Identify each line below containing the string "library" and copy it.

-- Begin Data provided --

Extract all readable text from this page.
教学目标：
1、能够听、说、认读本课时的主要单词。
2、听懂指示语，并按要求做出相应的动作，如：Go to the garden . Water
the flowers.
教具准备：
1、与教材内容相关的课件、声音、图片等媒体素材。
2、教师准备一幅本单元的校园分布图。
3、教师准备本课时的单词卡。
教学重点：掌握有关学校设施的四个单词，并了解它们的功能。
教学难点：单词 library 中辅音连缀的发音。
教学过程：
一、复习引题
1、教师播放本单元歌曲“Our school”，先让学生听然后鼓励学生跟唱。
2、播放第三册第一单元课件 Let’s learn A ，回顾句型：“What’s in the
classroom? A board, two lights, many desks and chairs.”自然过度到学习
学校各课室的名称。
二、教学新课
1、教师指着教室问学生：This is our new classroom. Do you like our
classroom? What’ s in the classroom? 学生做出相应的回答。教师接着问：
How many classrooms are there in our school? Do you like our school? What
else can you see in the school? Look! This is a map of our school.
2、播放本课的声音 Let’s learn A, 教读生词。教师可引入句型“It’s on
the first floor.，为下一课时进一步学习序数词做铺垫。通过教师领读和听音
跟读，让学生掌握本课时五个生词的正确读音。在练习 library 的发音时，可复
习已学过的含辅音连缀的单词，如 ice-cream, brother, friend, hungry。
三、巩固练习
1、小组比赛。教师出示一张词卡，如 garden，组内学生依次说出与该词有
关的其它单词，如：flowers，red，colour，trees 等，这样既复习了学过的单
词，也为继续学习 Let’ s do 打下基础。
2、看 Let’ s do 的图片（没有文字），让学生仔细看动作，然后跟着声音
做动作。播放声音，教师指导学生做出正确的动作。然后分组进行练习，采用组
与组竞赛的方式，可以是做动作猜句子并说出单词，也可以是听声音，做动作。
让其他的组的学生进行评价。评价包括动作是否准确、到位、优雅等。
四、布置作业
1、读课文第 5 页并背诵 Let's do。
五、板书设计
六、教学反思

-- End Data provided --

§ **Exercise result**
教学难点：单词 library 中辅音连缀的发音。
跟读，让学生掌握本课时五个生词的正确读音。在练习 library 的发音时，可复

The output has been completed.